What this task involves =>
Indicate only the number of lines in the listing below in which the word "cost" appears.

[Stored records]
▽

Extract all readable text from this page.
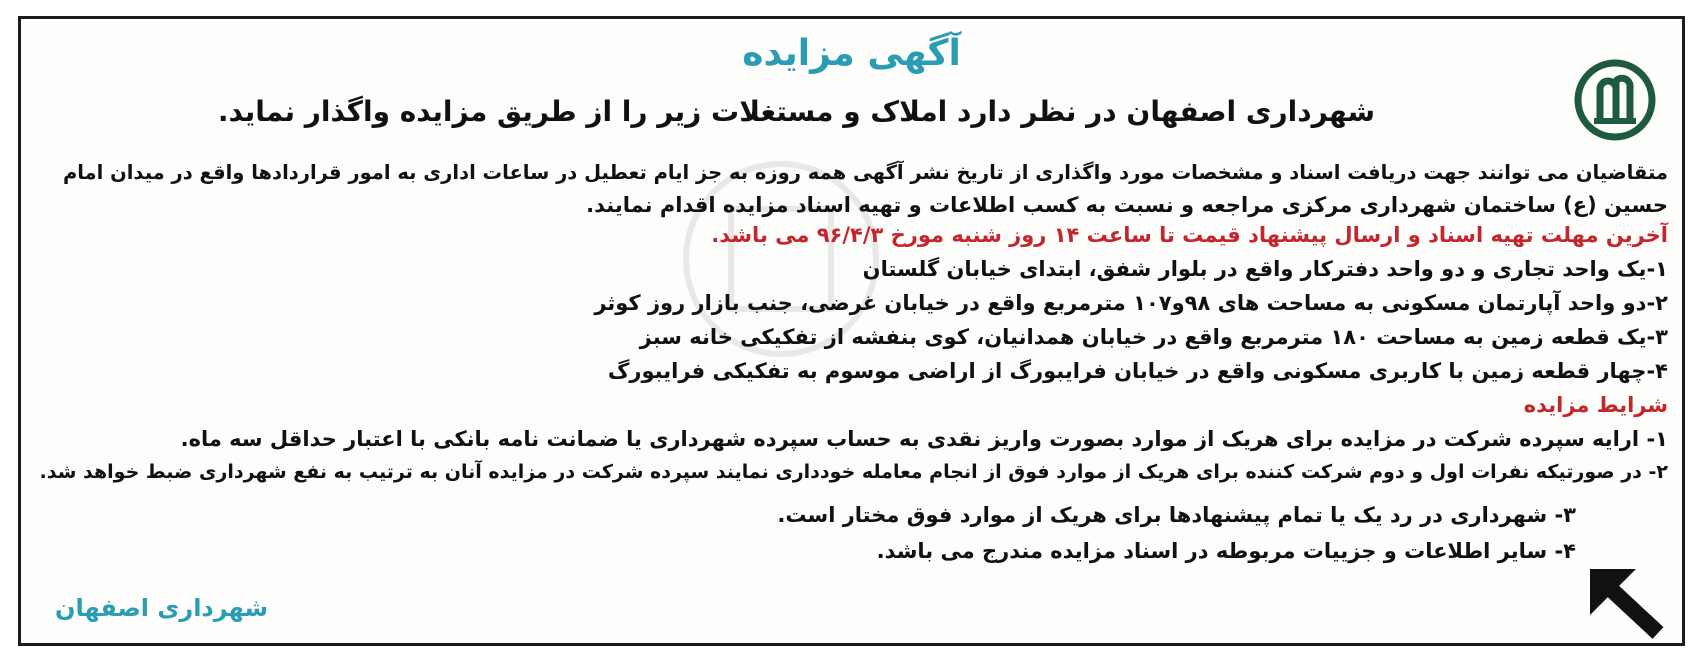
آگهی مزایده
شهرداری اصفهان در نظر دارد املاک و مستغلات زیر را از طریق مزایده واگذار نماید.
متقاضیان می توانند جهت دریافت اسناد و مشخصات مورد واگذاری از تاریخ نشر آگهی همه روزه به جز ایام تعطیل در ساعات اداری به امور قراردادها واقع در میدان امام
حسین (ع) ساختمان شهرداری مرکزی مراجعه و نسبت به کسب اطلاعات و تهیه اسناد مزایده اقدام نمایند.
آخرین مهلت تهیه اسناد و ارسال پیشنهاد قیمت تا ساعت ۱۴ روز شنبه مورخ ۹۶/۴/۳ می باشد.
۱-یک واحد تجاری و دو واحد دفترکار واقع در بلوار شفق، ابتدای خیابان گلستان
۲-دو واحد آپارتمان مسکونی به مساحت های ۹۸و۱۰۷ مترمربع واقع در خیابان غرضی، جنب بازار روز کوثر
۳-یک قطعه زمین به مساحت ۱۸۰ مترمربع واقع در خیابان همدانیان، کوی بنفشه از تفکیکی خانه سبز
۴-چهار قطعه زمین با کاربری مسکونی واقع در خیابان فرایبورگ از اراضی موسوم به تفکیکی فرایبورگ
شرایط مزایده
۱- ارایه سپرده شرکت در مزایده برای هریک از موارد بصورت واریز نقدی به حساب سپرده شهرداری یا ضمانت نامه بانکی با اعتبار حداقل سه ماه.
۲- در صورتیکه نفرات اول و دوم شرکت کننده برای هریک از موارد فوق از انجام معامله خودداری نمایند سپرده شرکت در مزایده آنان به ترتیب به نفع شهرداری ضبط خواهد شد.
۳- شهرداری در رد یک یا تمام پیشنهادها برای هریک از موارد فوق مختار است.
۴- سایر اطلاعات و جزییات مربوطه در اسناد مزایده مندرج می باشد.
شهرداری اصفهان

△
▽

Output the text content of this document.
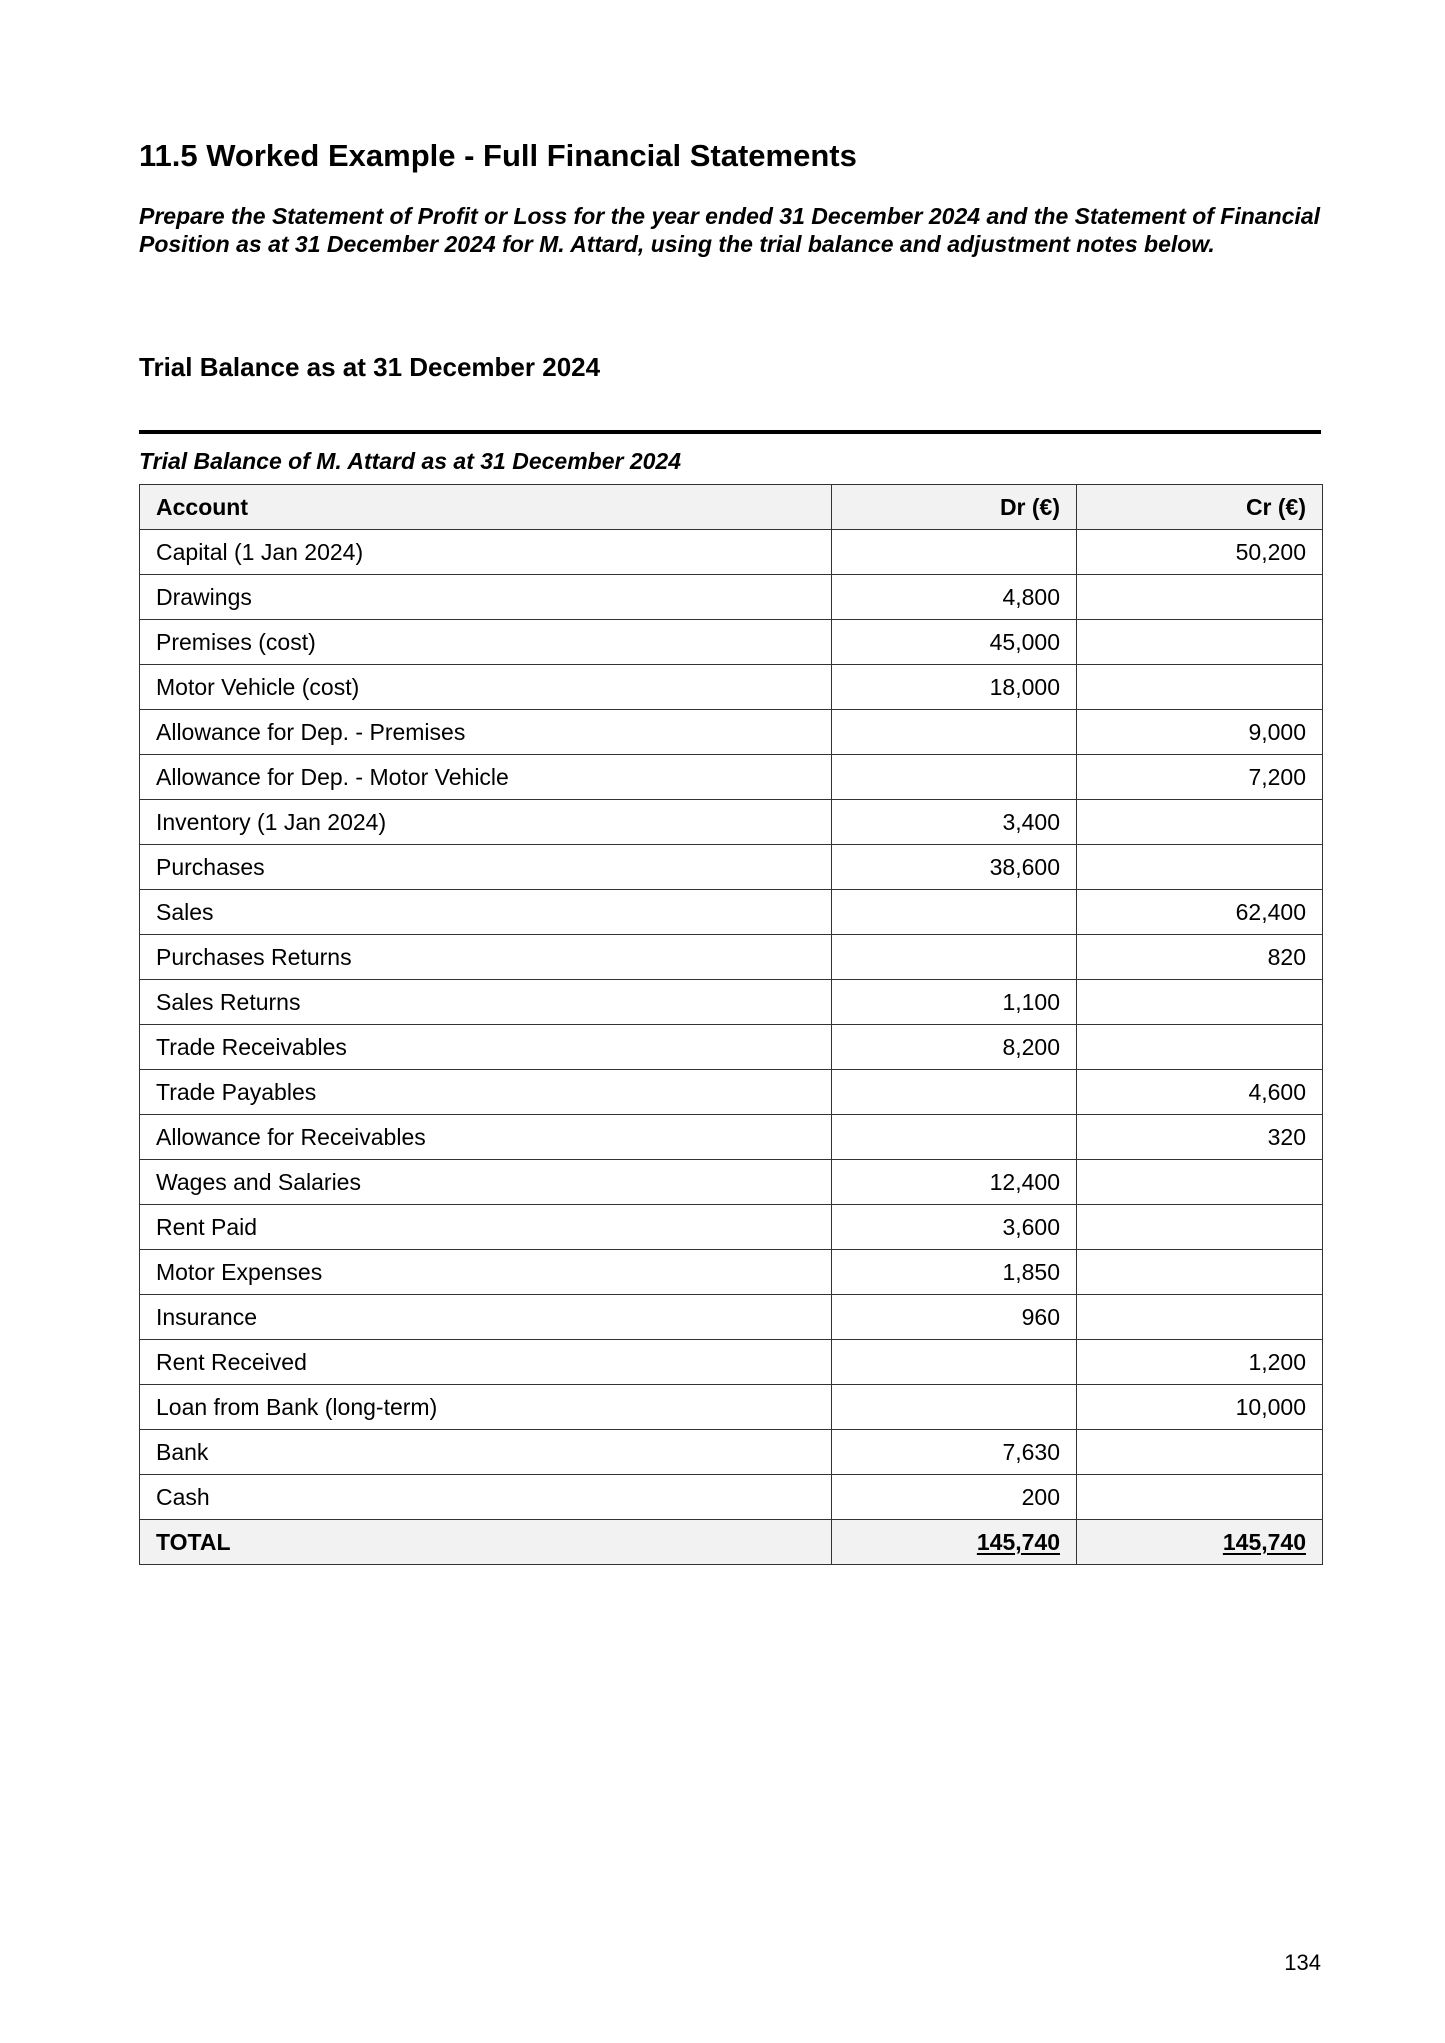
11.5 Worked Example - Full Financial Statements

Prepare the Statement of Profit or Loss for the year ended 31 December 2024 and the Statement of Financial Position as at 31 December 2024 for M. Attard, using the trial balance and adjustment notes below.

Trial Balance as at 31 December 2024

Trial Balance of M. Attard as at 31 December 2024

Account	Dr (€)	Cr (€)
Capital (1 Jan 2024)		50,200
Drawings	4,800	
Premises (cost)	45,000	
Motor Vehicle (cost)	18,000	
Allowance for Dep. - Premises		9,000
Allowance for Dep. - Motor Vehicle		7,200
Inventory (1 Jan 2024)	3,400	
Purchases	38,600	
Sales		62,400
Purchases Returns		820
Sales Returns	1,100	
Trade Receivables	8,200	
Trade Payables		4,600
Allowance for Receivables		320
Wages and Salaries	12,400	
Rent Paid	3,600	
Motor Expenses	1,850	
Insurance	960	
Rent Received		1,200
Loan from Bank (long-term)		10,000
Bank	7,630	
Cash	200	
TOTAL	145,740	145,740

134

△

Full answer =>
2